§ **PROBLEM REQUIREMENTS**
Each entry below should be written out exactly as it is, with no pictures.

start

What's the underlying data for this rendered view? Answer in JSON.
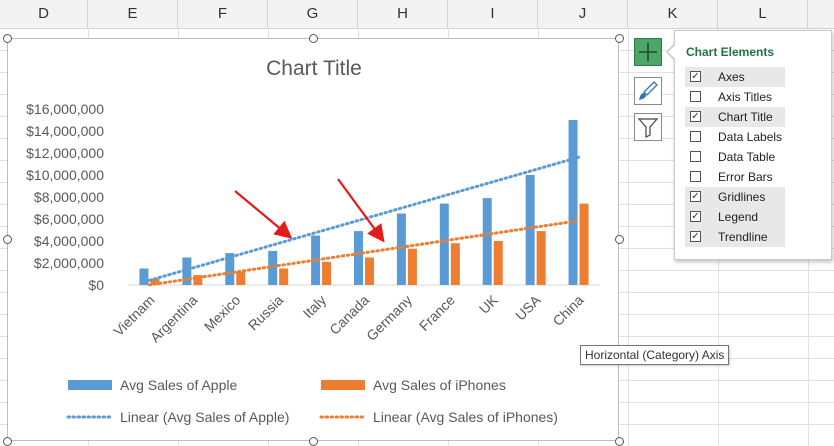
{
  "spreadsheet": {
    "columns": [
      "D",
      "E",
      "F",
      "G",
      "H",
      "I",
      "J",
      "K",
      "L"
    ]
  },
  "chart": {
    "title": "Chart Title",
    "series_colors": {
      "apple": "#5b9bd5",
      "iphone": "#ed7d31",
      "arrow": "#e31b1b"
    },
    "legend": {
      "apple": "Avg Sales of Apple",
      "iphone": "Avg Sales of iPhones",
      "apple_trend": "Linear (Avg Sales of Apple)",
      "iphone_trend": "Linear (Avg Sales of iPhones)"
    }
  },
  "chart_data": {
    "type": "bar",
    "title": "Chart Title",
    "categories": [
      "Vietnam",
      "Argentina",
      "Mexico",
      "Russia",
      "Italy",
      "Canada",
      "Germany",
      "France",
      "UK",
      "USA",
      "China"
    ],
    "series": [
      {
        "name": "Avg Sales of Apple",
        "values": [
          1500000,
          2500000,
          2900000,
          3100000,
          4500000,
          4900000,
          6500000,
          7400000,
          7900000,
          10000000,
          15000000
        ]
      },
      {
        "name": "Avg Sales of iPhones",
        "values": [
          600000,
          900000,
          1200000,
          1500000,
          2100000,
          2500000,
          3300000,
          3800000,
          4000000,
          4900000,
          7400000
        ]
      }
    ],
    "trendlines": [
      {
        "name": "Linear (Avg Sales of Apple)",
        "type": "linear"
      },
      {
        "name": "Linear (Avg Sales of iPhones)",
        "type": "linear"
      }
    ],
    "y_ticks": [
      "$0",
      "$2,000,000",
      "$4,000,000",
      "$6,000,000",
      "$8,000,000",
      "$10,000,000",
      "$12,000,000",
      "$14,000,000",
      "$16,000,000"
    ],
    "ylim": [
      0,
      16000000
    ],
    "grid": false,
    "legend_position": "bottom"
  },
  "side_buttons": [
    "chart-elements-button",
    "chart-styles-button",
    "chart-filters-button"
  ],
  "chart_elements_panel": {
    "title": "Chart Elements",
    "items": [
      {
        "label": "Axes",
        "checked": true
      },
      {
        "label": "Axis Titles",
        "checked": false
      },
      {
        "label": "Chart Title",
        "checked": true
      },
      {
        "label": "Data Labels",
        "checked": false
      },
      {
        "label": "Data Table",
        "checked": false
      },
      {
        "label": "Error Bars",
        "checked": false
      },
      {
        "label": "Gridlines",
        "checked": true
      },
      {
        "label": "Legend",
        "checked": true
      },
      {
        "label": "Trendline",
        "checked": true
      }
    ]
  },
  "tooltip": "Horizontal (Category) Axis"
}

end

§ **TASK SOLUTION**
What's the underlying data for this rendered view? Answer in JSON.
{
  "spreadsheet": {
    "columns": [
      "D",
      "E",
      "F",
      "G",
      "H",
      "I",
      "J",
      "K",
      "L"
    ]
  },
  "chart": {
    "title": "Chart Title",
    "series_colors": {
      "apple": "#5b9bd5",
      "iphone": "#ed7d31",
      "arrow": "#e31b1b"
    },
    "legend": {
      "apple": "Avg Sales of Apple",
      "iphone": "Avg Sales of iPhones",
      "apple_trend": "Linear (Avg Sales of Apple)",
      "iphone_trend": "Linear (Avg Sales of iPhones)"
    }
  },
  "chart_data": {
    "type": "bar",
    "title": "Chart Title",
    "categories": [
      "Vietnam",
      "Argentina",
      "Mexico",
      "Russia",
      "Italy",
      "Canada",
      "Germany",
      "France",
      "UK",
      "USA",
      "China"
    ],
    "series": [
      {
        "name": "Avg Sales of Apple",
        "values": [
          1500000,
          2500000,
          2900000,
          3100000,
          4500000,
          4900000,
          6500000,
          7400000,
          7900000,
          10000000,
          15000000
        ]
      },
      {
        "name": "Avg Sales of iPhones",
        "values": [
          600000,
          900000,
          1200000,
          1500000,
          2100000,
          2500000,
          3300000,
          3800000,
          4000000,
          4900000,
          7400000
        ]
      }
    ],
    "trendlines": [
      {
        "name": "Linear (Avg Sales of Apple)",
        "type": "linear"
      },
      {
        "name": "Linear (Avg Sales of iPhones)",
        "type": "linear"
      }
    ],
    "y_ticks": [
      "$0",
      "$2,000,000",
      "$4,000,000",
      "$6,000,000",
      "$8,000,000",
      "$10,000,000",
      "$12,000,000",
      "$14,000,000",
      "$16,000,000"
    ],
    "ylim": [
      0,
      16000000
    ],
    "grid": false,
    "legend_position": "bottom"
  },
  "side_buttons": [
    "chart-elements-button",
    "chart-styles-button",
    "chart-filters-button"
  ],
  "chart_elements_panel": {
    "title": "Chart Elements",
    "items": [
      {
        "label": "Axes",
        "checked": true
      },
      {
        "label": "Axis Titles",
        "checked": false
      },
      {
        "label": "Chart Title",
        "checked": true
      },
      {
        "label": "Data Labels",
        "checked": false
      },
      {
        "label": "Data Table",
        "checked": false
      },
      {
        "label": "Error Bars",
        "checked": false
      },
      {
        "label": "Gridlines",
        "checked": true
      },
      {
        "label": "Legend",
        "checked": true
      },
      {
        "label": "Trendline",
        "checked": true
      }
    ]
  },
  "tooltip": "Horizontal (Category) Axis"
}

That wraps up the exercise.